-- Start Provided material --
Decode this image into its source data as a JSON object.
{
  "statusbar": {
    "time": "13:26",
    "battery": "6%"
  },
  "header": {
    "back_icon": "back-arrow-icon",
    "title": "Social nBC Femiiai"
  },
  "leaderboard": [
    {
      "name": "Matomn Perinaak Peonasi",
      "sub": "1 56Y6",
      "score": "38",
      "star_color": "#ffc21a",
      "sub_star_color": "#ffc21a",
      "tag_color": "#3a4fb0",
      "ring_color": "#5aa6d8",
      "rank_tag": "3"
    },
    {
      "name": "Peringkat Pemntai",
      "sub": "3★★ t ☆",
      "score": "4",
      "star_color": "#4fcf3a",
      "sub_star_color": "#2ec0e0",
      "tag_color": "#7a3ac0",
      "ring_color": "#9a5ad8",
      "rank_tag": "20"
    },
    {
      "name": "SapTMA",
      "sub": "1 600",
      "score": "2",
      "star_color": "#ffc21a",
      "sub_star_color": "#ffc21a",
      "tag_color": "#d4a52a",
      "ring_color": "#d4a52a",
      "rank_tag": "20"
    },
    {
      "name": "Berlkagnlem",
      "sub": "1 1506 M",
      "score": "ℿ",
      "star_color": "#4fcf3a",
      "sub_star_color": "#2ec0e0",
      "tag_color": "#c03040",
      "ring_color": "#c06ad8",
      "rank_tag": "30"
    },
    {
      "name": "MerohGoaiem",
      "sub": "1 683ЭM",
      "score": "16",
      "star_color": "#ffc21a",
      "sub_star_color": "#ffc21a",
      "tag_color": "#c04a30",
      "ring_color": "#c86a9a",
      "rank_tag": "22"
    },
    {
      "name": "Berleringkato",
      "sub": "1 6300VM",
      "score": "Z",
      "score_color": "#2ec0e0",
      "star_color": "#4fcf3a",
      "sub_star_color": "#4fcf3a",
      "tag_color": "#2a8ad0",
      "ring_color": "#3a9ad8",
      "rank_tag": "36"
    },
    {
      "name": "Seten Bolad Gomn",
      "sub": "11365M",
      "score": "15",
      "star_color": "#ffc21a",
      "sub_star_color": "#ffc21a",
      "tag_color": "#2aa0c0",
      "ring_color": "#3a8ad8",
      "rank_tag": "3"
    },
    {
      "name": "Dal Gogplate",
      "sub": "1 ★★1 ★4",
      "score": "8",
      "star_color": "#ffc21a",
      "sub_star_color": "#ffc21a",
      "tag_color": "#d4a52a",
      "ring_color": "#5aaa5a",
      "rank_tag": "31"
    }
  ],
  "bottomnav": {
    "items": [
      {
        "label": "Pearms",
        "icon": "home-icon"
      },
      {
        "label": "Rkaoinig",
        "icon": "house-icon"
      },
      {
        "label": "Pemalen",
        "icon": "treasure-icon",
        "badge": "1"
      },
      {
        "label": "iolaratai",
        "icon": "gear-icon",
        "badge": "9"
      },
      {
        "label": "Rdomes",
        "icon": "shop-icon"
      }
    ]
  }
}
-- End Provided material --
*What the task asks*: Output the entries verbatim.

*Expected answer*:
Decode this image into its source data as a JSON object.
{
  "statusbar": {
    "time": "13:26",
    "battery": "6%"
  },
  "header": {
    "back_icon": "back-arrow-icon",
    "title": "Social nBC Femiiai"
  },
  "leaderboard": [
    {
      "name": "Matomn Perinaak Peonasi",
      "sub": "1 56Y6",
      "score": "38",
      "star_color": "#ffc21a",
      "sub_star_color": "#ffc21a",
      "tag_color": "#3a4fb0",
      "ring_color": "#5aa6d8",
      "rank_tag": "3"
    },
    {
      "name": "Peringkat Pemntai",
      "sub": "3★★ t ☆",
      "score": "4",
      "star_color": "#4fcf3a",
      "sub_star_color": "#2ec0e0",
      "tag_color": "#7a3ac0",
      "ring_color": "#9a5ad8",
      "rank_tag": "20"
    },
    {
      "name": "SapTMA",
      "sub": "1 600",
      "score": "2",
      "star_color": "#ffc21a",
      "sub_star_color": "#ffc21a",
      "tag_color": "#d4a52a",
      "ring_color": "#d4a52a",
      "rank_tag": "20"
    },
    {
      "name": "Berlkagnlem",
      "sub": "1 1506 M",
      "score": "ℿ",
      "star_color": "#4fcf3a",
      "sub_star_color": "#2ec0e0",
      "tag_color": "#c03040",
      "ring_color": "#c06ad8",
      "rank_tag": "30"
    },
    {
      "name": "MerohGoaiem",
      "sub": "1 683ЭM",
      "score": "16",
      "star_color": "#ffc21a",
      "sub_star_color": "#ffc21a",
      "tag_color": "#c04a30",
      "ring_color": "#c86a9a",
      "rank_tag": "22"
    },
    {
      "name": "Berleringkato",
      "sub": "1 6300VM",
      "score": "Z",
      "score_color": "#2ec0e0",
      "star_color": "#4fcf3a",
      "sub_star_color": "#4fcf3a",
      "tag_color": "#2a8ad0",
      "ring_color": "#3a9ad8",
      "rank_tag": "36"
    },
    {
      "name": "Seten Bolad Gomn",
      "sub": "11365M",
      "score": "15",
      "star_color": "#ffc21a",
      "sub_star_color": "#ffc21a",
      "tag_color": "#2aa0c0",
      "ring_color": "#3a8ad8",
      "rank_tag": "3"
    },
    {
      "name": "Dal Gogplate",
      "sub": "1 ★★1 ★4",
      "score": "8",
      "star_color": "#ffc21a",
      "sub_star_color": "#ffc21a",
      "tag_color": "#d4a52a",
      "ring_color": "#5aaa5a",
      "rank_tag": "31"
    }
  ],
  "bottomnav": {
    "items": [
      {
        "label": "Pearms",
        "icon": "home-icon"
      },
      {
        "label": "Rkaoinig",
        "icon": "house-icon"
      },
      {
        "label": "Pemalen",
        "icon": "treasure-icon",
        "badge": "1"
      },
      {
        "label": "iolaratai",
        "icon": "gear-icon",
        "badge": "9"
      },
      {
        "label": "Rdomes",
        "icon": "shop-icon"
      }
    ]
  }
}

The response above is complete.